• SET EXERCISE:
Rewrite the data below as a numbered list with no blank lines, and leave the pictures out.

• SUPPLIED RECORDS:
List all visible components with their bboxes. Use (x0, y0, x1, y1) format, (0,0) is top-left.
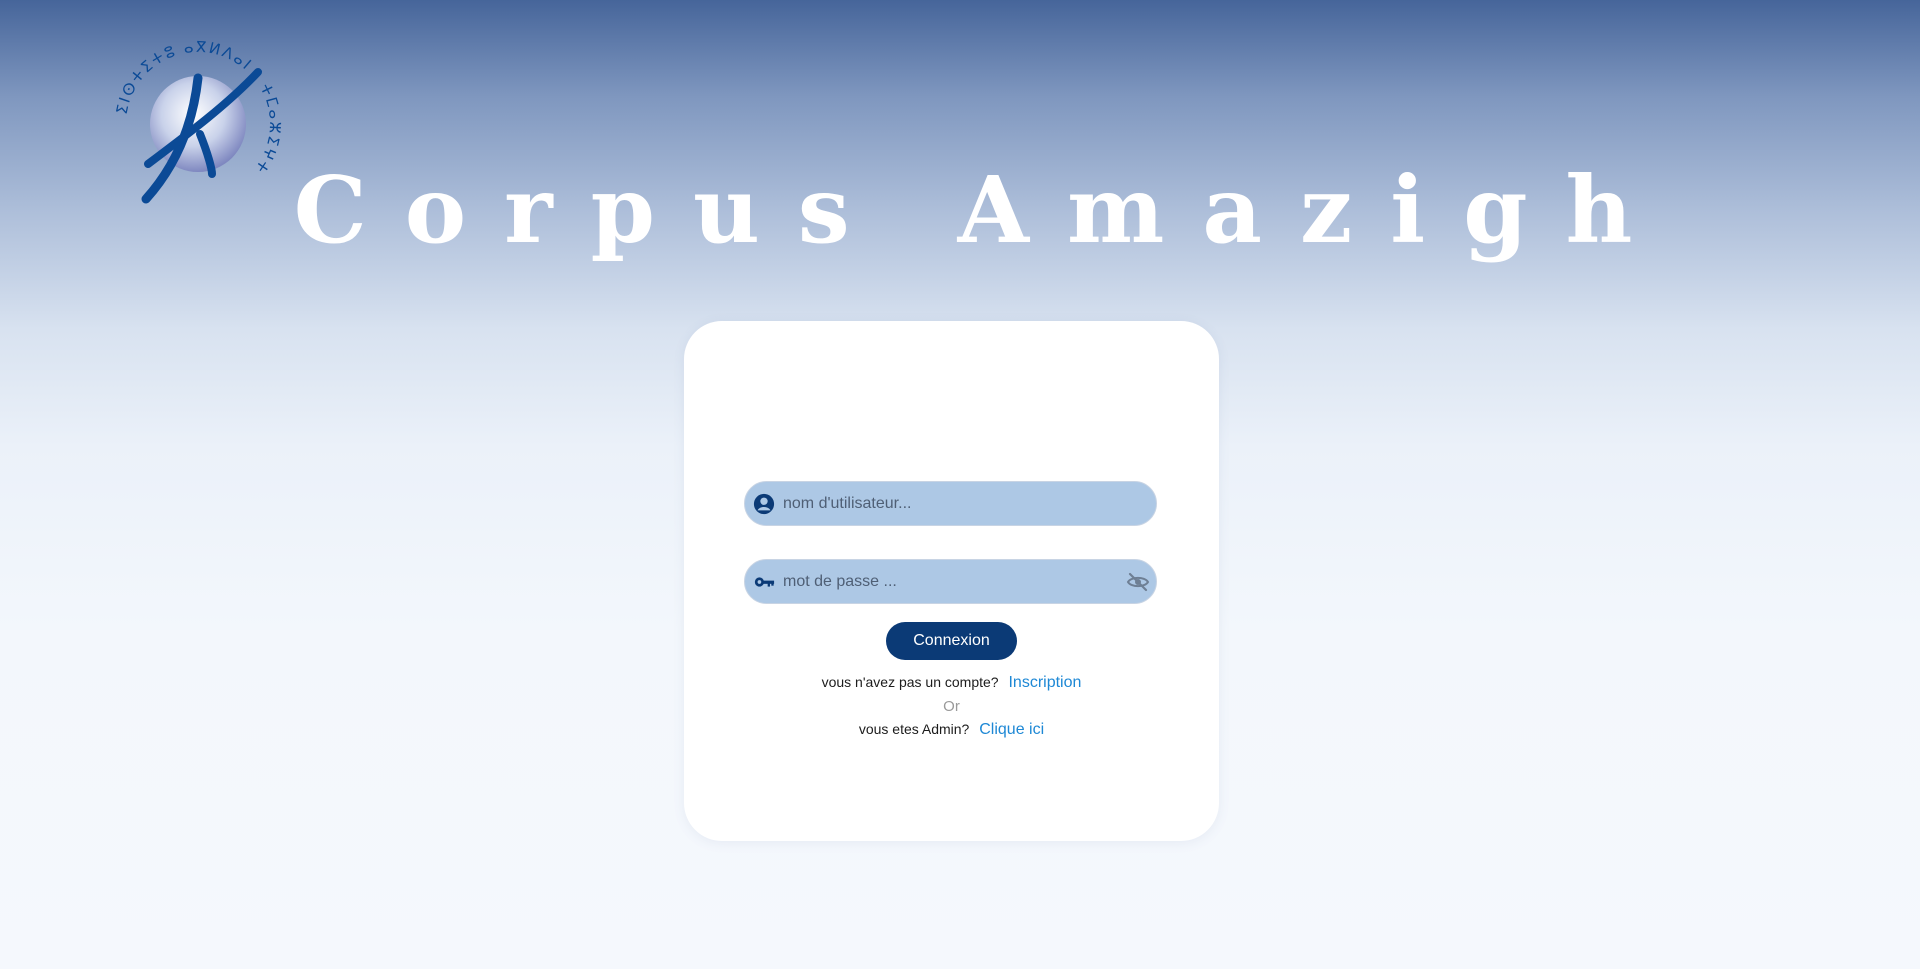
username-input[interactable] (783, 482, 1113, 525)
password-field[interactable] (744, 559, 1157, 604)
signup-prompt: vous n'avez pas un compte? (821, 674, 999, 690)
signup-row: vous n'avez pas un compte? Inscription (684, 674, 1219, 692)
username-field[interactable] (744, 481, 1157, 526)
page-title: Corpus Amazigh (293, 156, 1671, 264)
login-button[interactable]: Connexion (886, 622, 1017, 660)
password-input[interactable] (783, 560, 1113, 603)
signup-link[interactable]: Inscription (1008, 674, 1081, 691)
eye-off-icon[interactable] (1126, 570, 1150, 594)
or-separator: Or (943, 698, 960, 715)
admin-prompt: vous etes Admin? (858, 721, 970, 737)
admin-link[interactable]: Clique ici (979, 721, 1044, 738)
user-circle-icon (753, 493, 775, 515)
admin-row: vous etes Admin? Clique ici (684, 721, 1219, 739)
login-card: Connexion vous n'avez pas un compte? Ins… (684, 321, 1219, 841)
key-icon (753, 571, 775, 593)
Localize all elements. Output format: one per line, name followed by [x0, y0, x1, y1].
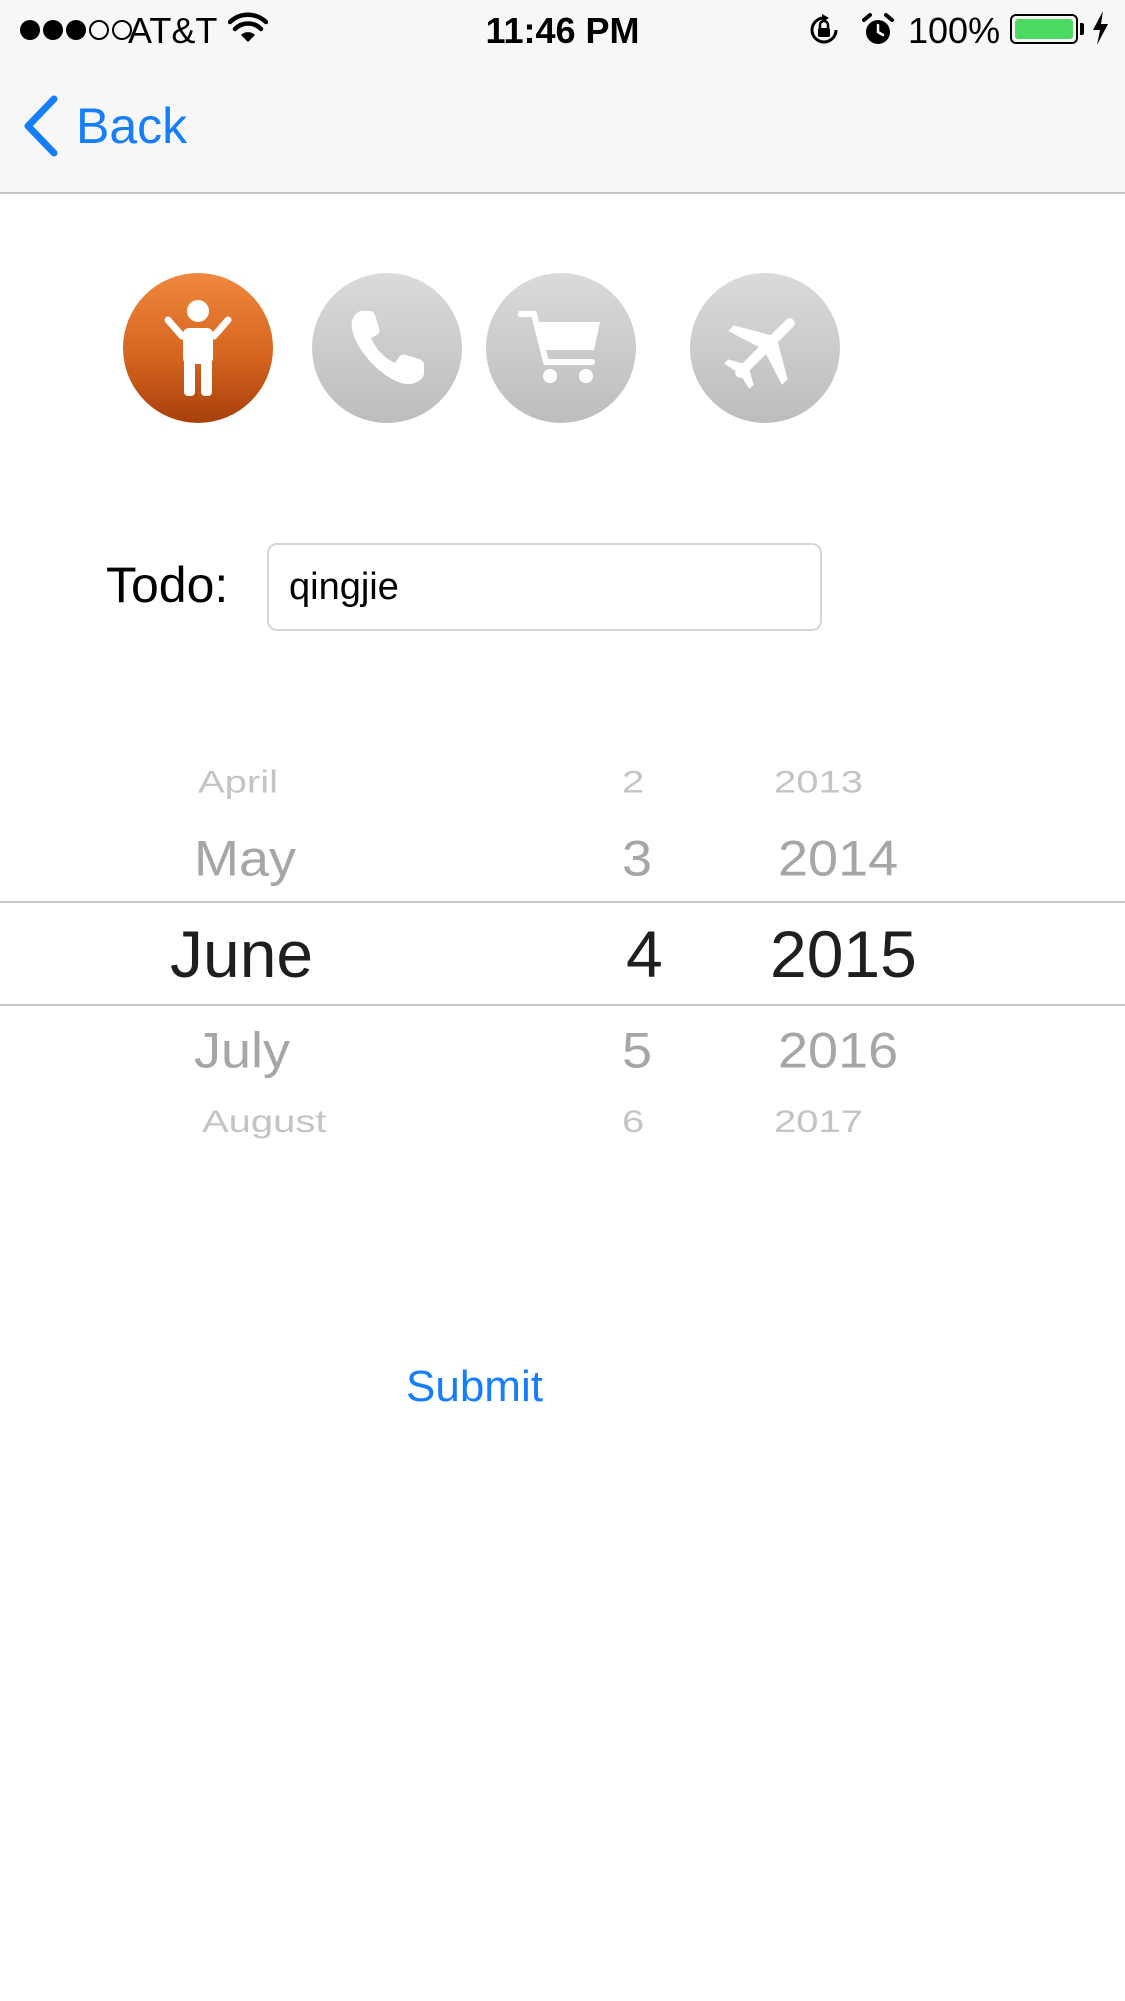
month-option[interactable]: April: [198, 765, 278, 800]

• TASK ANSWER:
1. List all visible components with their bboxes. Use (x0, y0, x1, y1) format, (0,0) is top-left.
2. username-input[interactable] (783, 482, 1113, 525)
3. password-field[interactable] (744, 559, 1157, 604)
4. signup-prompt: vous n'avez pas un compte? (821, 674, 999, 690)
5. signup-row: vous n'avez pas un compte? Inscription (684, 674, 1219, 692)
6. username-field[interactable] (744, 481, 1157, 526)
7. page-title: Corpus Amazigh (293, 156, 1671, 264)
8. login-button[interactable]: Connexion (886, 622, 1017, 660)
9. password-input[interactable] (783, 560, 1113, 603)
10. signup-link[interactable]: Inscription (1008, 674, 1081, 691)
11. eye-off-icon[interactable] (1126, 570, 1150, 594)
12. or-separator: Or (943, 698, 960, 715)
13. admin-prompt: vous etes Admin? (858, 721, 970, 737)
14. admin-link[interactable]: Clique ici (979, 721, 1044, 738)
15. user-circle-icon (753, 493, 775, 515)
16. admin-row: vous etes Admin? Clique ici (684, 721, 1219, 739)
17. login-card: Connexion vous n'avez pas un compte? Ins… (684, 321, 1219, 841)
18. key-icon (753, 571, 775, 593)
19. Localize all elements. Output format: one per line, name followed by [x0, y0, x1, y1].
20. month-option[interactable]: April: [198, 765, 278, 800]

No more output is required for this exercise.